Problem requirements
Omit the images. Copy each entry word for word.

Data to use
·····
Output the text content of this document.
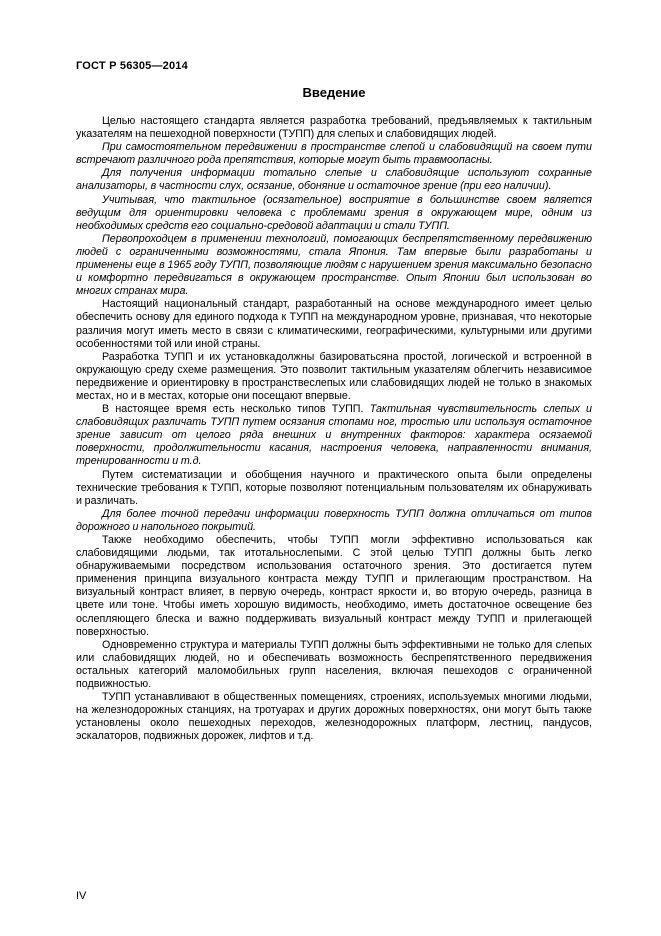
ГОСТ Р 56305—2014
Введение

Целью настоящего стандарта является разработка требований, предъявляемых к тактильным указателям на пешеходной поверхности (ТУПП) для слепых и слабовидящих людей.

При самостоятельном передвижении в пространстве слепой и слабовидящий на своем пути встречают различного рода препятствия, которые могут быть травмоопасны.

Для получения информации тотально слепые и слабовидящие используют сохранные анализаторы, в частности слух, осязание, обоняние и остаточное зрение (при его наличии).

Учитывая, что тактильное (осязательное) восприятие в большинстве своем является ведущим для ориентировки человека с проблемами зрения в окружающем мире, одним из необходимых средств его социально-средовой адаптации и стали ТУПП.

Первопроходцем в применении технологий, помогающих беспрепятственному передвижению людей с ограниченными возможностями, стала Япония. Там впервые были разработаны и применены еще в 1965 году ТУПП, позволяющие людям с нарушением зрения максимально безопасно и комфортно передвигаться в окружающем пространстве. Опыт Японии был использован во многих странах мира.

Настоящий национальный стандарт, разработанный на основе международного имеет целью обеспечить основу для единого подхода к ТУПП на международном уровне, признавая, что некоторые различия могут иметь место в связи с климатическими, географическими, культурными или другими особенностями той или иной страны.

Разработка ТУПП и их установкадолжны базироватьсяна простой, логической и встроенной в окружающую среду схеме размещения. Это позволит тактильным указателям облегчить независимое передвижение и ориентировку в пространствеслепых или слабовидящих людей не только в знакомых местах, но и в местах, которые они посещают впервые.

В настоящее время есть несколько типов ТУПП. Тактильная чувствительность слепых и слабовидящих различать ТУПП путем осязания стопами ног, тростью или используя остаточное зрение зависит от целого ряда внешних и внутренних факторов: характера осязаемой поверхности, продолжительности касания, настроения человека, направленности внимания, тренированности и т.д.

Путем систематизации и обобщения научного и практического опыта были определены технические требования к ТУПП, которые позволяют потенциальным пользователям их обнаруживать и различать.

Для более точной передачи информации поверхность ТУПП должна отличаться от типов дорожного и напольного покрытий.

Также необходимо обеспечить, чтобы ТУПП могли эффективно использоваться как слабовидящими людьми, так итотальнослепыми. С этой целью ТУПП должны быть легко обнаруживаемыми посредством использования остаточного зрения. Это достигается путем применения принципа визуального контраста между ТУПП и прилегающим пространством. На визуальный контраст влияет, в первую очередь, контраст яркости и, во вторую очередь, разница в цвете или тоне. Чтобы иметь хорошую видимость, необходимо, иметь достаточное освещение без ослепляющего блеска и важно поддерживать визуальный контраст между ТУПП и прилегающей поверхностью.

Одновременно структура и материалы ТУПП должны быть эффективными не только для слепых или слабовидящих людей, но и обеспечивать возможность беспрепятственного передвижения остальных категорий маломобильных групп населения, включая пешеходов с ограниченной подвижностью.

ТУПП устанавливают в общественных помещениях, строениях, используемых многими людьми, на железнодорожных станциях, на тротуарах и других дорожных поверхностях, они могут быть также установлены около пешеходных переходов, железнодорожных платформ, лестниц, пандусов, эскалаторов, подвижных дорожек, лифтов и т.д.

IV
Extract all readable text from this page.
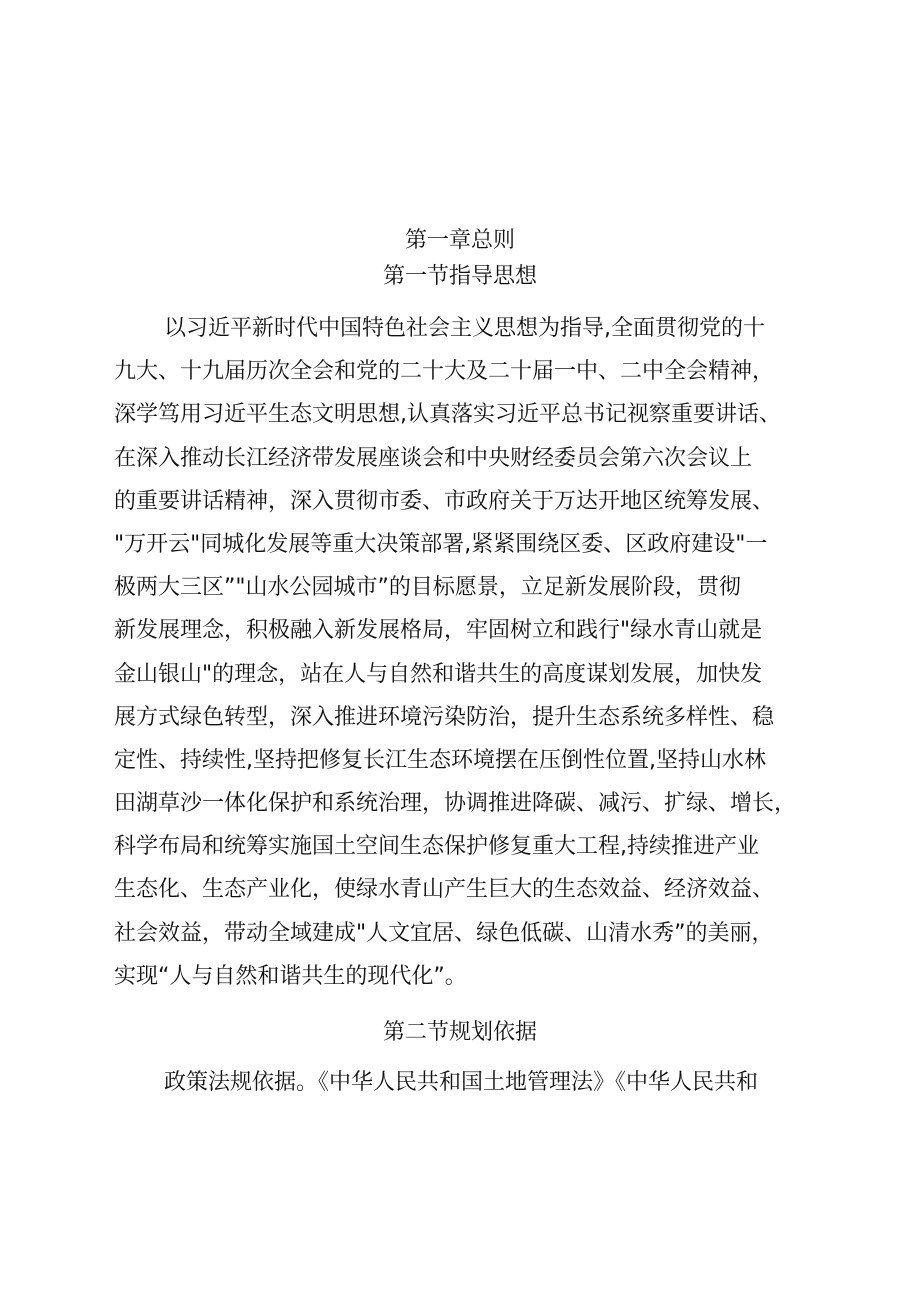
第一章总则
第一节指导思想
以习近平新时代中国特色社会主义思想为指导,全面贯彻党的十
九大、十九届历次全会和党的二十大及二十届一中、二中全会精神，
深学笃用习近平生态文明思想,认真落实习近平总书记视察重要讲话、
在深入推动长江经济带发展座谈会和中央财经委员会第六次会议上
的重要讲话精神，深入贯彻市委、市政府关于万达开地区统筹发展、
"万开云"同城化发展等重大决策部署,紧紧围绕区委、区政府建设"一
极两大三区”"山水公园城市”的目标愿景，立足新发展阶段，贯彻
新发展理念，积极融入新发展格局，牢固树立和践行"绿水青山就是
金山银山"的理念，站在人与自然和谐共生的高度谋划发展，加快发
展方式绿色转型，深入推进环境污染防治，提升生态系统多样性、稳
定性、持续性,坚持把修复长江生态环境摆在压倒性位置,坚持山水林
田湖草沙一体化保护和系统治理，协调推进降碳、减污、扩绿、增长，
科学布局和统筹实施国土空间生态保护修复重大工程,持续推进产业
生态化、生态产业化，使绿水青山产生巨大的生态效益、经济效益、
社会效益，带动全域建成"人文宜居、绿色低碳、山清水秀”的美丽，
实现“人与自然和谐共生的现代化”。
第二节规划依据
政策法规依据。《中华人民共和国土地管理法》《中华人民共和
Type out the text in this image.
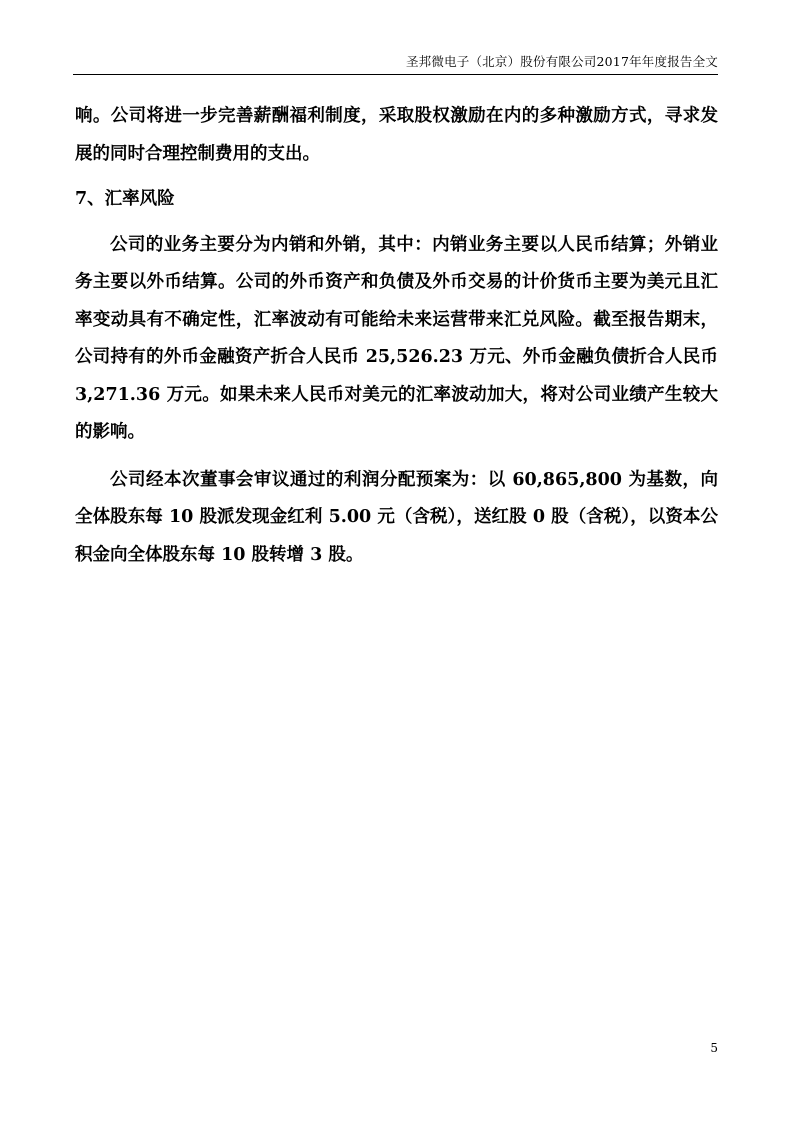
圣邦微电子（北京）股份有限公司2017年年度报告全文

响。公司将进一步完善薪酬福利制度，采取股权激励在内的多种激励方式，寻求发展的同时合理控制费用的支出。

7、汇率风险

公司的业务主要分为内销和外销，其中：内销业务主要以人民币结算；外销业务主要以外币结算。公司的外币资产和负债及外币交易的计价货币主要为美元且汇率变动具有不确定性，汇率波动有可能给未来运营带来汇兑风险。截至报告期末，公司持有的外币金融资产折合人民币 25,526.23 万元、外币金融负债折合人民币 3,271.36 万元。如果未来人民币对美元的汇率波动加大，将对公司业绩产生较大的影响。

公司经本次董事会审议通过的利润分配预案为：以 60,865,800 为基数，向全体股东每 10 股派发现金红利 5.00 元（含税），送红股 0 股（含税），以资本公积金向全体股东每 10 股转增 3 股。

5
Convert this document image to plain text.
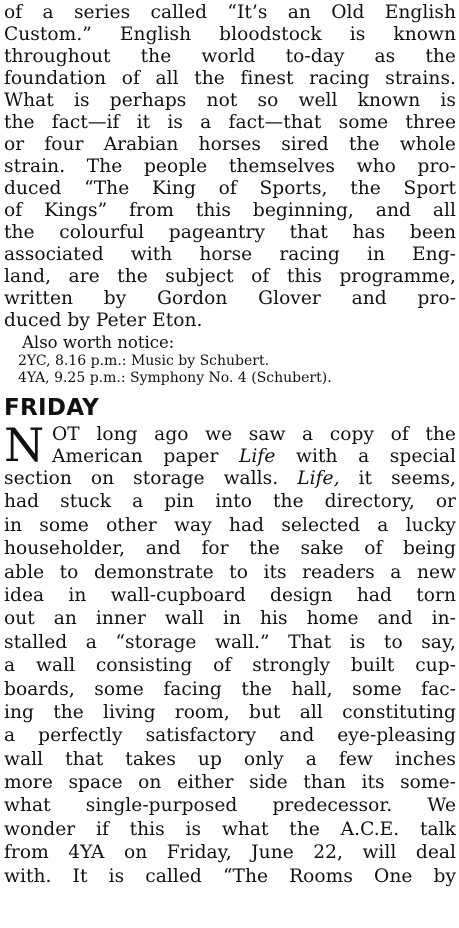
of a series called “It’s an Old English
Custom.” English bloodstock is known
throughout the world to-day as the
foundation of all the finest racing strains.
What is perhaps not so well known is
the fact—if it is a fact—that some three
or four Arabian horses sired the whole
strain. The people themselves who pro-
duced “The King of Sports, the Sport
of Kings” from this beginning, and all
the colourful pageantry that has been
associated with horse racing in Eng-
land, are the subject of this programme,
written by Gordon Glover and pro-
duced by Peter Eton.
Also worth notice:
2YC, 8.16 p.m.: Music by Schubert.
4YA, 9.25 p.m.: Symphony No. 4 (Schubert).
FRIDAY
N OT long ago we saw a copy of the
American paper Life with a special
section on storage walls. Life, it seems,
had stuck a pin into the directory, or
in some other way had selected a lucky
householder, and for the sake of being
able to demonstrate to its readers a new
idea in wall-cupboard design had torn
out an inner wall in his home and in-
stalled a “storage wall.” That is to say,
a wall consisting of strongly built cup-
boards, some facing the hall, some fac-
ing the living room, but all constituting
a perfectly satisfactory and eye-pleasing
wall that takes up only a few inches
more space on either side than its some-
what single-purposed predecessor. We
wonder if this is what the A.C.E. talk
from 4YA on Friday, June 22, will deal
with. It is called “The Rooms One by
·····
Right answer
Output the text content of this document.
ГОСТ Р 56305—2014
Введение

Целью настоящего стандарта является разработка требований, предъявляемых к тактильным указателям на пешеходной поверхности (ТУПП) для слепых и слабовидящих людей.

При самостоятельном передвижении в пространстве слепой и слабовидящий на своем пути встречают различного рода препятствия, которые могут быть травмоопасны.

Для получения информации тотально слепые и слабовидящие используют сохранные анализаторы, в частности слух, осязание, обоняние и остаточное зрение (при его наличии).

Учитывая, что тактильное (осязательное) восприятие в большинстве своем является ведущим для ориентировки человека с проблемами зрения в окружающем мире, одним из необходимых средств его социально-средовой адаптации и стали ТУПП.

Первопроходцем в применении технологий, помогающих беспрепятственному передвижению людей с ограниченными возможностями, стала Япония. Там впервые были разработаны и применены еще в 1965 году ТУПП, позволяющие людям с нарушением зрения максимально безопасно и комфортно передвигаться в окружающем пространстве. Опыт Японии был использован во многих странах мира.

Настоящий национальный стандарт, разработанный на основе международного имеет целью обеспечить основу для единого подхода к ТУПП на международном уровне, признавая, что некоторые различия могут иметь место в связи с климатическими, географическими, культурными или другими особенностями той или иной страны.

Разработка ТУПП и их установкадолжны базироватьсяна простой, логической и встроенной в окружающую среду схеме размещения. Это позволит тактильным указателям облегчить независимое передвижение и ориентировку в пространствеслепых или слабовидящих людей не только в знакомых местах, но и в местах, которые они посещают впервые.

В настоящее время есть несколько типов ТУПП. Тактильная чувствительность слепых и слабовидящих различать ТУПП путем осязания стопами ног, тростью или используя остаточное зрение зависит от целого ряда внешних и внутренних факторов: характера осязаемой поверхности, продолжительности касания, настроения человека, направленности внимания, тренированности и т.д.

Путем систематизации и обобщения научного и практического опыта были определены технические требования к ТУПП, которые позволяют потенциальным пользователям их обнаруживать и различать.

Для более точной передачи информации поверхность ТУПП должна отличаться от типов дорожного и напольного покрытий.

Также необходимо обеспечить, чтобы ТУПП могли эффективно использоваться как слабовидящими людьми, так итотальнослепыми. С этой целью ТУПП должны быть легко обнаруживаемыми посредством использования остаточного зрения. Это достигается путем применения принципа визуального контраста между ТУПП и прилегающим пространством. На визуальный контраст влияет, в первую очередь, контраст яркости и, во вторую очередь, разница в цвете или тоне. Чтобы иметь хорошую видимость, необходимо, иметь достаточное освещение без ослепляющего блеска и важно поддерживать визуальный контраст между ТУПП и прилегающей поверхностью.

Одновременно структура и материалы ТУПП должны быть эффективными не только для слепых или слабовидящих людей, но и обеспечивать возможность беспрепятственного передвижения остальных категорий маломобильных групп населения, включая пешеходов с ограниченной подвижностью.

ТУПП устанавливают в общественных помещениях, строениях, используемых многими людьми, на железнодорожных станциях, на тротуарах и других дорожных поверхностях, они могут быть также установлены около пешеходных переходов, железнодорожных платформ, лестниц, пандусов, эскалаторов, подвижных дорожек, лифтов и т.д.

IV
Extract all readable text from this page.
第一章总则
第一节指导思想
以习近平新时代中国特色社会主义思想为指导,全面贯彻党的十
九大、十九届历次全会和党的二十大及二十届一中、二中全会精神，
深学笃用习近平生态文明思想,认真落实习近平总书记视察重要讲话、
在深入推动长江经济带发展座谈会和中央财经委员会第六次会议上
的重要讲话精神，深入贯彻市委、市政府关于万达开地区统筹发展、
"万开云"同城化发展等重大决策部署,紧紧围绕区委、区政府建设"一
极两大三区”"山水公园城市”的目标愿景，立足新发展阶段，贯彻
新发展理念，积极融入新发展格局，牢固树立和践行"绿水青山就是
金山银山"的理念，站在人与自然和谐共生的高度谋划发展，加快发
展方式绿色转型，深入推进环境污染防治，提升生态系统多样性、稳
定性、持续性,坚持把修复长江生态环境摆在压倒性位置,坚持山水林
田湖草沙一体化保护和系统治理，协调推进降碳、减污、扩绿、增长，
科学布局和统筹实施国土空间生态保护修复重大工程,持续推进产业
生态化、生态产业化，使绿水青山产生巨大的生态效益、经济效益、
社会效益，带动全域建成"人文宜居、绿色低碳、山清水秀”的美丽，
实现“人与自然和谐共生的现代化”。
第二节规划依据
政策法规依据。《中华人民共和国土地管理法》《中华人民共和
Type out the text in this image.
圣邦微电子（北京）股份有限公司2017年年度报告全文

响。公司将进一步完善薪酬福利制度，采取股权激励在内的多种激励方式，寻求发展的同时合理控制费用的支出。

7、汇率风险

公司的业务主要分为内销和外销，其中：内销业务主要以人民币结算；外销业务主要以外币结算。公司的外币资产和负债及外币交易的计价货币主要为美元且汇率变动具有不确定性，汇率波动有可能给未来运营带来汇兑风险。截至报告期末，公司持有的外币金融资产折合人民币 25,526.23 万元、外币金融负债折合人民币 3,271.36 万元。如果未来人民币对美元的汇率波动加大，将对公司业绩产生较大的影响。

公司经本次董事会审议通过的利润分配预案为：以 60,865,800 为基数，向全体股东每 10 股派发现金红利 5.00 元（含税），送红股 0 股（含税），以资本公积金向全体股东每 10 股转增 3 股。

5
Convert this document image to plain text.
of a series called “It’s an Old English
Custom.” English bloodstock is known
throughout the world to-day as the
foundation of all the finest racing strains.
What is perhaps not so well known is
the fact—if it is a fact—that some three
or four Arabian horses sired the whole
strain. The people themselves who pro-
duced “The King of Sports, the Sport
of Kings” from this beginning, and all
the colourful pageantry that has been
associated with horse racing in Eng-
land, are the subject of this programme,
written by Gordon Glover and pro-
duced by Peter Eton.
Also worth notice:
2YC, 8.16 p.m.: Music by Schubert.
4YA, 9.25 p.m.: Symphony No. 4 (Schubert).
FRIDAY
N OT long ago we saw a copy of the
American paper Life with a special
section on storage walls. Life, it seems,
had stuck a pin into the directory, or
in some other way had selected a lucky
householder, and for the sake of being
able to demonstrate to its readers a new
idea in wall-cupboard design had torn
out an inner wall in his home and in-
stalled a “storage wall.” That is to say,
a wall consisting of strongly built cup-
boards, some facing the hall, some fac-
ing the living room, but all constituting
a perfectly satisfactory and eye-pleasing
wall that takes up only a few inches
more space on either side than its some-
what single-purposed predecessor. We
wonder if this is what the A.C.E. talk
from 4YA on Friday, June 22, will deal
with. It is called “The Rooms One by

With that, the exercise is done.